## Aim
Give all of the lines again, with nothing added or dropped.

## Record list
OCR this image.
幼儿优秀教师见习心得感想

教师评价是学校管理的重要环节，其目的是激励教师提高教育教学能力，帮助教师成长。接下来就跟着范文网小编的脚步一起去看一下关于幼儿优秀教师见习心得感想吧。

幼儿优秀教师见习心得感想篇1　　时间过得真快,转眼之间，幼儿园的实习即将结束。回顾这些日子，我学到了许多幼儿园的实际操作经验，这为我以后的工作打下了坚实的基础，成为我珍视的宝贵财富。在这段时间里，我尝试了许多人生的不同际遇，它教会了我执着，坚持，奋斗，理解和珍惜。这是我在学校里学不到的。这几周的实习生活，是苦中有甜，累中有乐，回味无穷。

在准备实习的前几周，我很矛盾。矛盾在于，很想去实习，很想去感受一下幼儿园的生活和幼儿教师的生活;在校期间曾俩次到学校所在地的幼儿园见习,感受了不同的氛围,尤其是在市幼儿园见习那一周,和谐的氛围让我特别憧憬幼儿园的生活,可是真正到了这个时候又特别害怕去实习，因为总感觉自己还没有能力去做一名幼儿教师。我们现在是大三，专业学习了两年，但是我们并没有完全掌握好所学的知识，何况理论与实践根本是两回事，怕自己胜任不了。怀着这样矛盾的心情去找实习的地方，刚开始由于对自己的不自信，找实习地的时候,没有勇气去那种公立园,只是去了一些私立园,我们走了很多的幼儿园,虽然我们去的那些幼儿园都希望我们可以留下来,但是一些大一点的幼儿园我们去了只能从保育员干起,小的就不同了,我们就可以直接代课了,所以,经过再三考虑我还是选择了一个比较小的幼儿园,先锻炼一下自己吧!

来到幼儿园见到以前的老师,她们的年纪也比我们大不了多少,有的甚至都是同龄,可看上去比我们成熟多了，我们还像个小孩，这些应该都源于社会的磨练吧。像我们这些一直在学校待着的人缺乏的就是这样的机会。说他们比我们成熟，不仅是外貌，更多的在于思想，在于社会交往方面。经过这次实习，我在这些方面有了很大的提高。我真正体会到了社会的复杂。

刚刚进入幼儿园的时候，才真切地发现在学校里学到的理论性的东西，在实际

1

## Final answer
OCR this image.
幼儿优秀教师见习心得感想

教师评价是学校管理的重要环节，其目的是激励教师提高教育教学能力，帮助教师成长。接下来就跟着范文网小编的脚步一起去看一下关于幼儿优秀教师见习心得感想吧。

幼儿优秀教师见习心得感想篇1　　时间过得真快,转眼之间，幼儿园的实习即将结束。回顾这些日子，我学到了许多幼儿园的实际操作经验，这为我以后的工作打下了坚实的基础，成为我珍视的宝贵财富。在这段时间里，我尝试了许多人生的不同际遇，它教会了我执着，坚持，奋斗，理解和珍惜。这是我在学校里学不到的。这几周的实习生活，是苦中有甜，累中有乐，回味无穷。

在准备实习的前几周，我很矛盾。矛盾在于，很想去实习，很想去感受一下幼儿园的生活和幼儿教师的生活;在校期间曾俩次到学校所在地的幼儿园见习,感受了不同的氛围,尤其是在市幼儿园见习那一周,和谐的氛围让我特别憧憬幼儿园的生活,可是真正到了这个时候又特别害怕去实习，因为总感觉自己还没有能力去做一名幼儿教师。我们现在是大三，专业学习了两年，但是我们并没有完全掌握好所学的知识，何况理论与实践根本是两回事，怕自己胜任不了。怀着这样矛盾的心情去找实习的地方，刚开始由于对自己的不自信，找实习地的时候,没有勇气去那种公立园,只是去了一些私立园,我们走了很多的幼儿园,虽然我们去的那些幼儿园都希望我们可以留下来,但是一些大一点的幼儿园我们去了只能从保育员干起,小的就不同了,我们就可以直接代课了,所以,经过再三考虑我还是选择了一个比较小的幼儿园,先锻炼一下自己吧!

来到幼儿园见到以前的老师,她们的年纪也比我们大不了多少,有的甚至都是同龄,可看上去比我们成熟多了，我们还像个小孩，这些应该都源于社会的磨练吧。像我们这些一直在学校待着的人缺乏的就是这样的机会。说他们比我们成熟，不仅是外貌，更多的在于思想，在于社会交往方面。经过这次实习，我在这些方面有了很大的提高。我真正体会到了社会的复杂。

刚刚进入幼儿园的时候，才真切地发现在学校里学到的理论性的东西，在实际

1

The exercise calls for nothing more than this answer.